DIRECTIVE:
What is the number of lines holding the word "bottom"? Give that number alone.

THE RECORDS:
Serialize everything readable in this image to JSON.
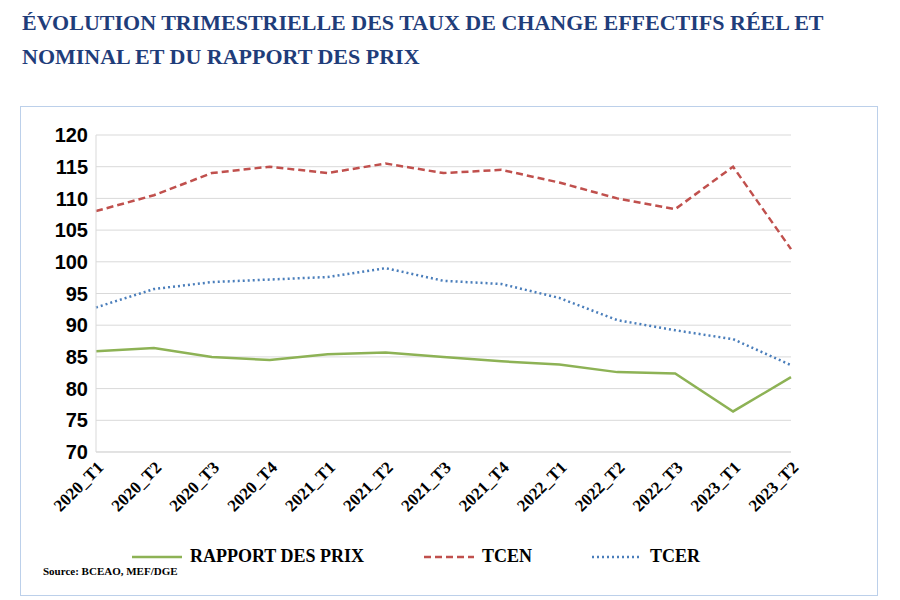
{
  "chart_data": {
    "type": "line",
    "title": "ÉVOLUTION TRIMESTRIELLE DES TAUX DE CHANGE EFFECTIFS RÉEL ET NOMINAL ET DU RAPPORT DES PRIX",
    "source": "Source: BCEAO, MEF/DGE",
    "categories": [
      "2020_T1",
      "2020_T2",
      "2020_T3",
      "2020_T4",
      "2021_T1",
      "2021_T2",
      "2021_T3",
      "2021_T4",
      "2022_T1",
      "2022_T2",
      "2022_T3",
      "2023_T1",
      "2023_T2"
    ],
    "series": [
      {
        "name": "TCER",
        "color": "#4a7ebb",
        "line_style": "dotted",
        "values": [
          92.8,
          95.7,
          96.8,
          97.2,
          97.6,
          99,
          97,
          96.5,
          94.3,
          90.8,
          89.2,
          87.8,
          83.7
        ]
      },
      {
        "name": "TCEN",
        "color": "#c0504d",
        "line_style": "dashed",
        "values": [
          108,
          110.5,
          114,
          115,
          114,
          115.5,
          114,
          114.5,
          112.5,
          110,
          108.3,
          115,
          102
        ]
      },
      {
        "name": "RAPPORT DES PRIX",
        "color": "#8db255",
        "line_style": "solid",
        "values": [
          85.9,
          86.4,
          85,
          84.5,
          85.4,
          85.7,
          85,
          84.3,
          83.8,
          82.6,
          82.4,
          76.4,
          81.8
        ]
      }
    ],
    "ylim": [
      70,
      120
    ],
    "yticks": [
      70,
      75,
      80,
      85,
      90,
      95,
      100,
      105,
      110,
      115,
      120
    ],
    "grid": true,
    "legend": "bottom"
  }
}
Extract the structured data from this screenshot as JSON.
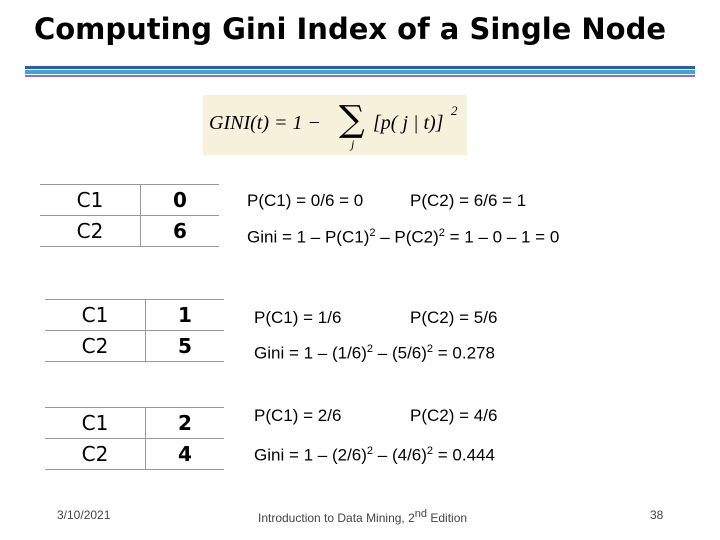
{
  "title": "Computing Gini Index of a Single Node",
  "formula": [
    "GINI(t) = 1 − ",
    "∑",
    "j",
    "[p( j | t)]",
    "2"
  ],
  "examples": [
    {
      "table": [
        [
          "C1",
          0
        ],
        [
          "C2",
          6
        ]
      ],
      "p_c1": "P(C1) = 0/6 = 0",
      "p_c2": "P(C2) = 6/6 = 1",
      "gini": [
        "Gini = 1 – P(C1)",
        "2",
        " – P(C2)",
        "2",
        " = 1 – 0 – 1 = 0"
      ]
    },
    {
      "table": [
        [
          "C1",
          1
        ],
        [
          "C2",
          5
        ]
      ],
      "p_c1": "P(C1) = 1/6",
      "p_c2": "P(C2) = 5/6",
      "gini": [
        "Gini = 1 – (1/6)",
        "2",
        " – (5/6)",
        "2",
        " = 0.278"
      ]
    },
    {
      "table": [
        [
          "C1",
          2
        ],
        [
          "C2",
          4
        ]
      ],
      "p_c1": "P(C1) = 2/6",
      "p_c2": "P(C2) = 4/6",
      "gini": [
        "Gini = 1 – (2/6)",
        "2",
        " – (4/6)",
        "2",
        " = 0.444"
      ]
    }
  ],
  "footer": {
    "date": "3/10/2021",
    "source": [
      "Introduction to Data Mining, 2",
      "nd",
      " Edition"
    ],
    "page": "38"
  }
}
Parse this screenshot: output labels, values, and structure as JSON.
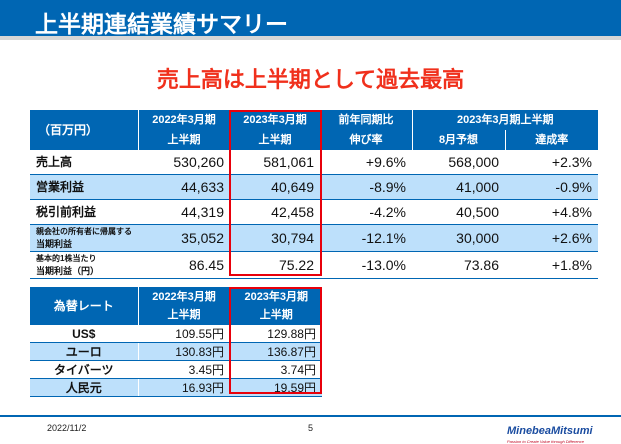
{
  "header": {
    "title": "上半期連結業績サマリー"
  },
  "headline": "売上高は上半期として過去最高",
  "summary": {
    "unit": "（百万円）",
    "col1": [
      "2022年3月期",
      "上半期"
    ],
    "col2": [
      "2023年3月期",
      "上半期"
    ],
    "col3": [
      "前年同期比",
      "伸び率"
    ],
    "group": "2023年3月期上半期",
    "col4": "8月予想",
    "col5": "達成率",
    "rows": [
      {
        "label": "売上高",
        "v": [
          "530,260",
          "581,061",
          "+9.6%",
          "568,000",
          "+2.3%"
        ]
      },
      {
        "label": "営業利益",
        "v": [
          "44,633",
          "40,649",
          "-8.9%",
          "41,000",
          "-0.9%"
        ]
      },
      {
        "label": "税引前利益",
        "v": [
          "44,319",
          "42,458",
          "-4.2%",
          "40,500",
          "+4.8%"
        ]
      },
      {
        "label": "親会社の所有者に帰属する",
        "label2": "当期利益",
        "v": [
          "35,052",
          "30,794",
          "-12.1%",
          "30,000",
          "+2.6%"
        ]
      },
      {
        "label": "基本的1株当たり",
        "label2": "当期利益（円）",
        "v": [
          "86.45",
          "75.22",
          "-13.0%",
          "73.86",
          "+1.8%"
        ]
      }
    ]
  },
  "fx": {
    "header": "為替レート",
    "col1": [
      "2022年3月期",
      "上半期"
    ],
    "col2": [
      "2023年3月期",
      "上半期"
    ],
    "rows": [
      {
        "label": "US$",
        "v": [
          "109.55円",
          "129.88円"
        ]
      },
      {
        "label": "ユーロ",
        "v": [
          "130.83円",
          "136.87円"
        ]
      },
      {
        "label": "タイバーツ",
        "v": [
          "3.45円",
          "3.74円"
        ]
      },
      {
        "label": "人民元",
        "v": [
          "16.93円",
          "19.59円"
        ]
      }
    ]
  },
  "footer": {
    "date": "2022/11/2",
    "page": "5",
    "logo": "MinebeaMitsumi",
    "tagline": "Passion to Create Value through Difference"
  },
  "colors": {
    "brand": "#0066b3",
    "accent": "#f0301c",
    "highlight": "#e8000b",
    "row_alt": "#bde0fb"
  }
}
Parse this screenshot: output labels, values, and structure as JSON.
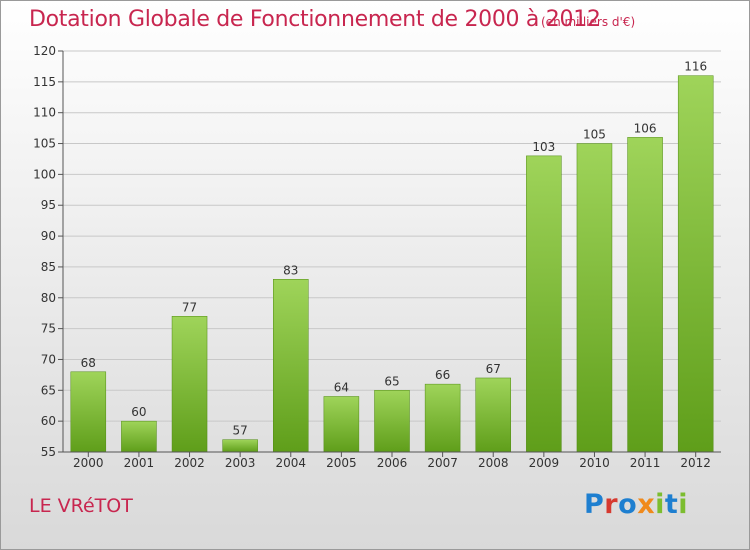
{
  "header": {
    "title": "Dotation Globale de Fonctionnement de 2000 à 2012",
    "subtitle": "(en milliers d'€)"
  },
  "footer": {
    "commune": "LE VRéTOT",
    "logo_parts": [
      "P",
      "r",
      "o",
      "x",
      "i",
      "t",
      "i"
    ]
  },
  "colors": {
    "title": "#c8264f",
    "bar_light": "#9fd45a",
    "bar_dark": "#5f9e1a",
    "grid": "#c8c8c8",
    "axis": "#555555"
  },
  "chart_data": {
    "type": "bar",
    "title": "Dotation Globale de Fonctionnement de 2000 à 2012",
    "subtitle": "(en milliers d'€)",
    "xlabel": "",
    "ylabel": "",
    "categories": [
      "2000",
      "2001",
      "2002",
      "2003",
      "2004",
      "2005",
      "2006",
      "2007",
      "2008",
      "2009",
      "2010",
      "2011",
      "2012"
    ],
    "values": [
      68,
      60,
      77,
      57,
      83,
      64,
      65,
      66,
      67,
      103,
      105,
      106,
      116
    ],
    "ylim": [
      55,
      120
    ],
    "yticks": [
      55,
      60,
      65,
      70,
      75,
      80,
      85,
      90,
      95,
      100,
      105,
      110,
      115,
      120
    ],
    "grid": true,
    "legend": "none"
  }
}
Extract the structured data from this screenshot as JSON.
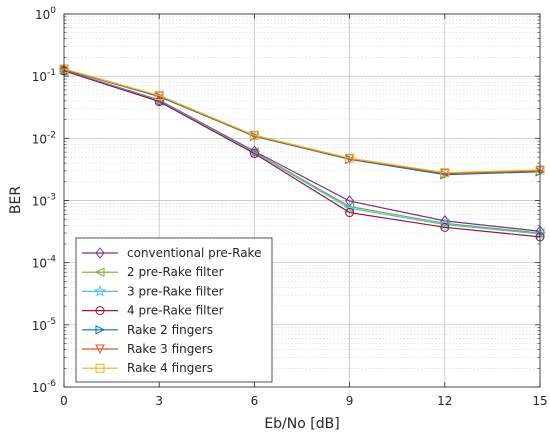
{
  "chart_data": {
    "type": "line",
    "title": "",
    "xlabel": "Eb/No [dB]",
    "ylabel": "BER",
    "x": [
      0,
      3,
      6,
      9,
      12,
      15
    ],
    "xticks": [
      "0",
      "3",
      "6",
      "9",
      "12",
      "15"
    ],
    "xlim": [
      0,
      15
    ],
    "ylim": [
      1e-06,
      1
    ],
    "yscale": "log",
    "yticks": [
      {
        "base": "10",
        "exp": "0",
        "value": 1
      },
      {
        "base": "10",
        "exp": "-1",
        "value": 0.1
      },
      {
        "base": "10",
        "exp": "-2",
        "value": 0.01
      },
      {
        "base": "10",
        "exp": "-3",
        "value": 0.001
      },
      {
        "base": "10",
        "exp": "-4",
        "value": 0.0001
      },
      {
        "base": "10",
        "exp": "-5",
        "value": 1e-05
      },
      {
        "base": "10",
        "exp": "-6",
        "value": 1e-06
      }
    ],
    "grid": true,
    "legend_position": "bottom-left",
    "series": [
      {
        "name": "conventional pre-Rake",
        "color": "#7E2F8E",
        "marker": "diamond",
        "values": [
          0.125,
          0.041,
          0.0062,
          0.00098,
          0.00047,
          0.00032
        ]
      },
      {
        "name": "2 pre-Rake filter",
        "color": "#77AC30",
        "marker": "triangle-left",
        "values": [
          0.124,
          0.04,
          0.006,
          0.0008,
          0.00043,
          0.0003
        ]
      },
      {
        "name": "3 pre-Rake filter",
        "color": "#4DBEEE",
        "marker": "star",
        "values": [
          0.123,
          0.04,
          0.0059,
          0.00075,
          0.00041,
          0.00029
        ]
      },
      {
        "name": "4 pre-Rake filter",
        "color": "#A2142F",
        "marker": "circle",
        "values": [
          0.122,
          0.039,
          0.0057,
          0.00064,
          0.00037,
          0.00026
        ]
      },
      {
        "name": "Rake 2 fingers",
        "color": "#0072BD",
        "marker": "triangle-right",
        "values": [
          0.128,
          0.047,
          0.0108,
          0.0046,
          0.0026,
          0.0029
        ]
      },
      {
        "name": "Rake 3 fingers",
        "color": "#D95319",
        "marker": "triangle-down",
        "values": [
          0.13,
          0.048,
          0.011,
          0.0047,
          0.0027,
          0.003
        ]
      },
      {
        "name": "Rake 4 fingers",
        "color": "#EDB120",
        "marker": "square",
        "values": [
          0.131,
          0.049,
          0.0112,
          0.0048,
          0.0028,
          0.0031
        ]
      }
    ]
  }
}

FINAL RESULT:
2